** begin TEXT **
Possessive love it the easy one. This is the one where we believe in a thought such as “I need her”, which comes out in all sorts of (often subtly) possessive ways, including despair and drama. Whenever there is any belief in any thought, possessiveness is included (I want this, not that).

This is the form of love we see in movies, read about in the magazines, hear about in the news, and what most of us know a lot about from our own lives.

Then there is selfless love, which is what is expressed through a human being when Ground is awake to itself, yet still functionally connected with this particular human being. It is Big Mind awake to itself, as a field of awakeness and form, inherently absent of any I with an Other, lived through a human self.

It can take a yin (gentle, receptive, empathic) or yang (forceful, cutting through) form, and it can focus on temporary or more thorough relief (making it easier for people to be who they take themselves to be, or aiding the Ground to wake up to itself in other humans beings).

Selfless love is also expressed in more or less skillful ways, depending on the maturity, development and training of the human self. Even here, strategies may, at a conventional level, backfire if there is a lack of maturity, development, skills, and understanding of the situation.

And finally, the love inherent in existence itself. This one takes many forms.

First, that anything exists at all is love. It arises within, to and as consciousness, as love.

Then, that all the awful things happening to living beings, from a conventional view, are not really that awful from the view of consciousness, or Big Mind. It is all temporary, ephemeral, a play within and for God. There is no separate self in any of these beings, only the one seamless consciousness as both the experiencing and experienced.

And that anything happening, any situation, is an invitation for Ground to wake up to itself. Even within this one there are many forms. For instance, whenever there is a belief in a story (so Ground does not notice itself) there is discomfort, and this is an encouragement to change and, eventually, to see what is more true for us than the story.

And also one that is a little less general: that there are more explicit invitations for Ground to wake up in our world, in human cultures. Forms of invitations we recognize even when we are absorbed in stories.
** end TEXT **
** begin RECORDS PROVIDED **
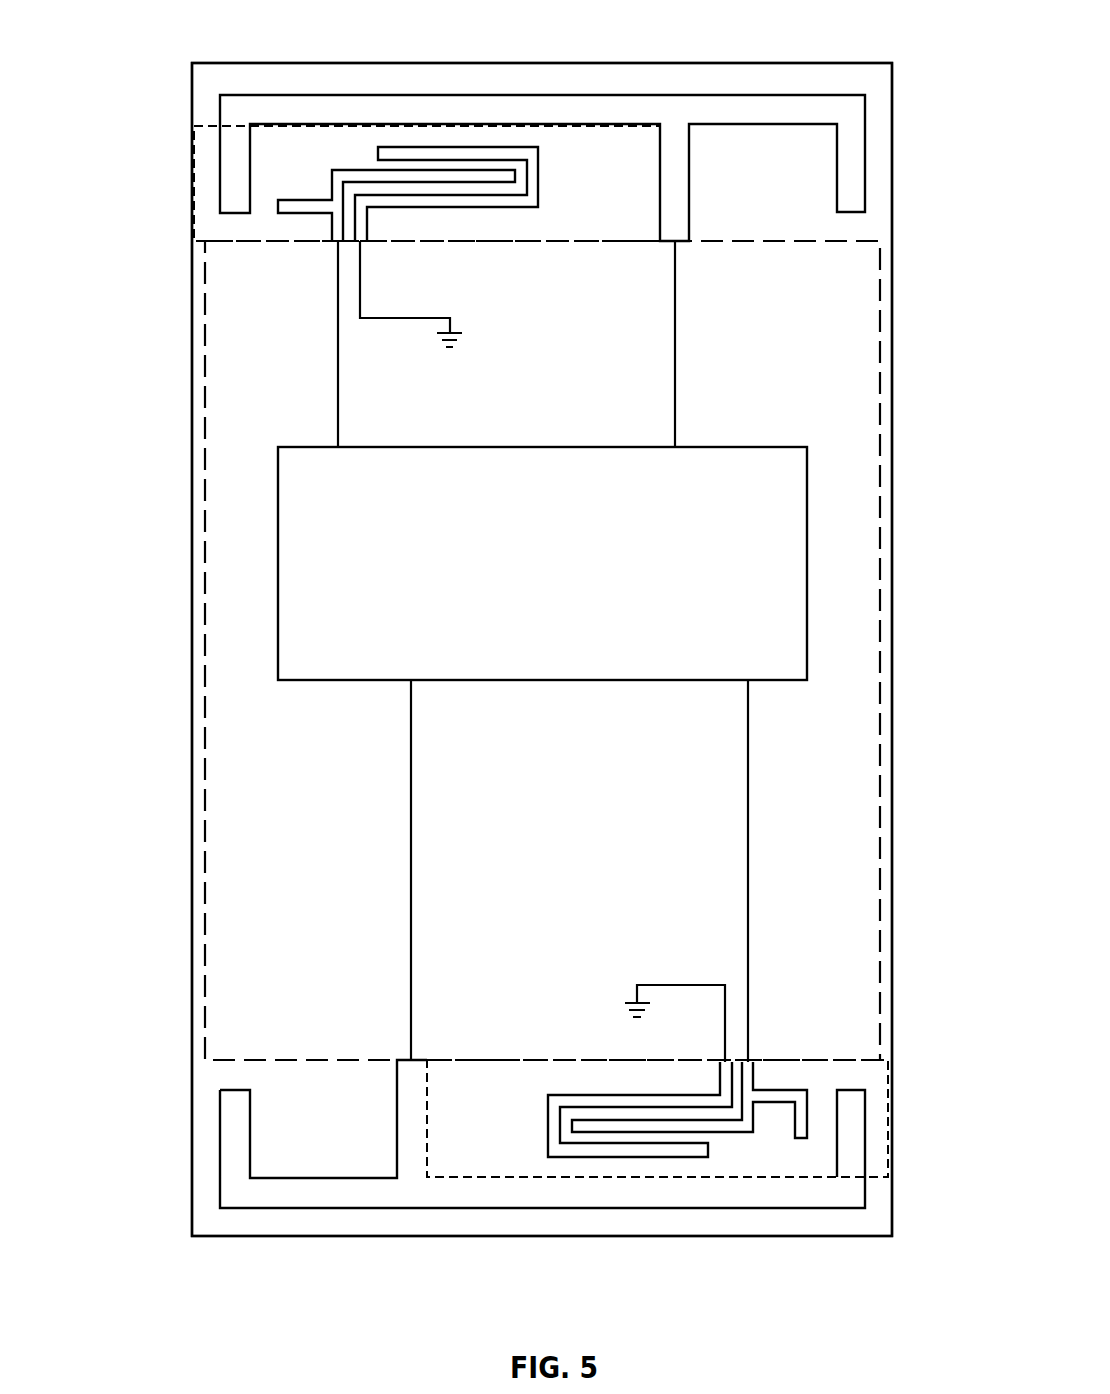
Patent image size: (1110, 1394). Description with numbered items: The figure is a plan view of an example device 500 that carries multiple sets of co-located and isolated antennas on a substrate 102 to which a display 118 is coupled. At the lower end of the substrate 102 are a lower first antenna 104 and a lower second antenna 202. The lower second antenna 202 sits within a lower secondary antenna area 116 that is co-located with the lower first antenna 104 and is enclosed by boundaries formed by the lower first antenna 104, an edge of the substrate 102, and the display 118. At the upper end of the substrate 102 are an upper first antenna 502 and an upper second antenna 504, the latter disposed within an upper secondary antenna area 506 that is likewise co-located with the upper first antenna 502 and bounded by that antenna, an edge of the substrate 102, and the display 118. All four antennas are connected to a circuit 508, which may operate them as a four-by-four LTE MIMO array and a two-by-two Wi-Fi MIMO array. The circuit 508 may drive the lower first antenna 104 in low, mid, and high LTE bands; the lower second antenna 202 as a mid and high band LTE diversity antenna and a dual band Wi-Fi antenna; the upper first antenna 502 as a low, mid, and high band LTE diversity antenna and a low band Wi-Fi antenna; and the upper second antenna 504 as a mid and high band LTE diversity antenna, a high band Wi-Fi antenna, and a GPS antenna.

The device 500 is at (167, 135).
The upper first antenna 502 is at (719, 88).
The upper second antenna 504 is at (322, 223).
The upper secondary antenna area 506 is at (389, 219).
The circuit 508 is at (563, 575).
The display 118 is at (563, 754).
The lower secondary antenna area 116 is at (697, 1084).
The lower second antenna 202 is at (770, 1078).
The substrate 102 is at (197, 1092).
The lower first antenna 104 is at (367, 1215).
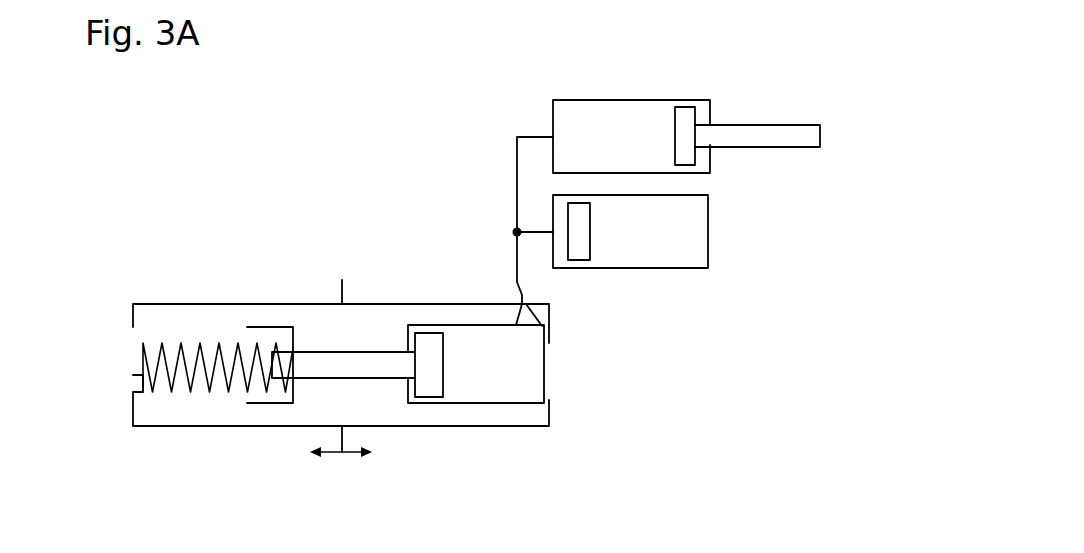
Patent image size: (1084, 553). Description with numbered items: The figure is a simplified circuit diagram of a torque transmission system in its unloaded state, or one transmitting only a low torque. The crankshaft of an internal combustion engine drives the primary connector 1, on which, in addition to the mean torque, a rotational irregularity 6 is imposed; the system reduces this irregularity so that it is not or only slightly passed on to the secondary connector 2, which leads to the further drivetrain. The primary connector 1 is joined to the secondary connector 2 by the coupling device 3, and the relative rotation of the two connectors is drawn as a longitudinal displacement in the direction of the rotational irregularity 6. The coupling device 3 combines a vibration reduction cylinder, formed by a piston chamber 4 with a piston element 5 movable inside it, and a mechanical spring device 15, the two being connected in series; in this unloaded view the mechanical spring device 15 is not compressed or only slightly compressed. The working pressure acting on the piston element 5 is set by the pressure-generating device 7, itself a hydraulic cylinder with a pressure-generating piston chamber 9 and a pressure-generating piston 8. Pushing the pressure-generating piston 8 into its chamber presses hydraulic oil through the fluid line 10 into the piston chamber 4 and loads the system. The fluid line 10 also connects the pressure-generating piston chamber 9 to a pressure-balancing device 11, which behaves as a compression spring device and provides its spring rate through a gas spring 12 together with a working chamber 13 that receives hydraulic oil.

The primary connector 1 is at (341, 432).
The secondary connector 2 is at (339, 292).
The coupling device 3 is at (555, 370).
The piston chamber 4 is at (488, 387).
The piston element 5 is at (357, 353).
The rotational irregularity 6 is at (352, 455).
The pressure-generating device 7 is at (823, 121).
The pressure-generating piston 8 is at (822, 133).
The pressure-generating piston chamber 9 is at (612, 110).
The fluid line 10 is at (517, 148).
The pressure-balancing device 11 is at (708, 228).
The gas spring 12 is at (685, 255).
The working chamber 13 is at (562, 253).
The mechanical spring device 15 is at (200, 342).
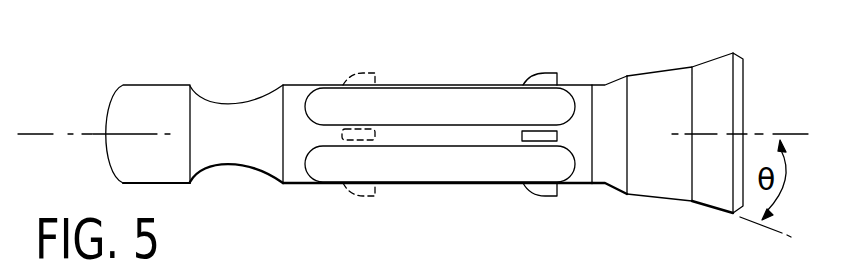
** end RECORDS PROVIDED **
INSTRUCTION A >> From the text on love, translate this sentence into Spanish: "Selfless love is also expressed in more or less skillful ways, depending on the maturity, development and training of the human self."
INSTRUCTION B >> Copy the listing from its start through the line that contains "The lower first antenna 104 is", leaving out the pictures.
The listing is unrelated to the text on love.

RIGHT ANSWER A >> El amor desinteresado también se expresa de maneras más o menos hábiles, según la madurez, el desarrollo y la formación del yo humano.

RIGHT ANSWER B >>
Patent image size: (1110, 1394). Description with numbered items: The figure is a plan view of an example device 500 that carries multiple sets of co-located and isolated antennas on a substrate 102 to which a display 118 is coupled. At the lower end of the substrate 102 are a lower first antenna 104 and a lower second antenna 202. The lower second antenna 202 sits within a lower secondary antenna area 116 that is co-located with the lower first antenna 104 and is enclosed by boundaries formed by the lower first antenna 104, an edge of the substrate 102, and the display 118. At the upper end of the substrate 102 are an upper first antenna 502 and an upper second antenna 504, the latter disposed within an upper secondary antenna area 506 that is likewise co-located with the upper first antenna 502 and bounded by that antenna, an edge of the substrate 102, and the display 118. All four antennas are connected to a circuit 508, which may operate them as a four-by-four LTE MIMO array and a two-by-two Wi-Fi MIMO array. The circuit 508 may drive the lower first antenna 104 in low, mid, and high LTE bands; the lower second antenna 202 as a mid and high band LTE diversity antenna and a dual band Wi-Fi antenna; the upper first antenna 502 as a low, mid, and high band LTE diversity antenna and a low band Wi-Fi antenna; and the upper second antenna 504 as a mid and high band LTE diversity antenna, a high band Wi-Fi antenna, and a GPS antenna.

The device 500 is at (167, 135).
The upper first antenna 502 is at (719, 88).
The upper second antenna 504 is at (322, 223).
The upper secondary antenna area 506 is at (389, 219).
The circuit 508 is at (563, 575).
The display 118 is at (563, 754).
The lower secondary antenna area 116 is at (697, 1084).
The lower second antenna 202 is at (770, 1078).
The substrate 102 is at (197, 1092).
The lower first antenna 104 is at (367, 1215).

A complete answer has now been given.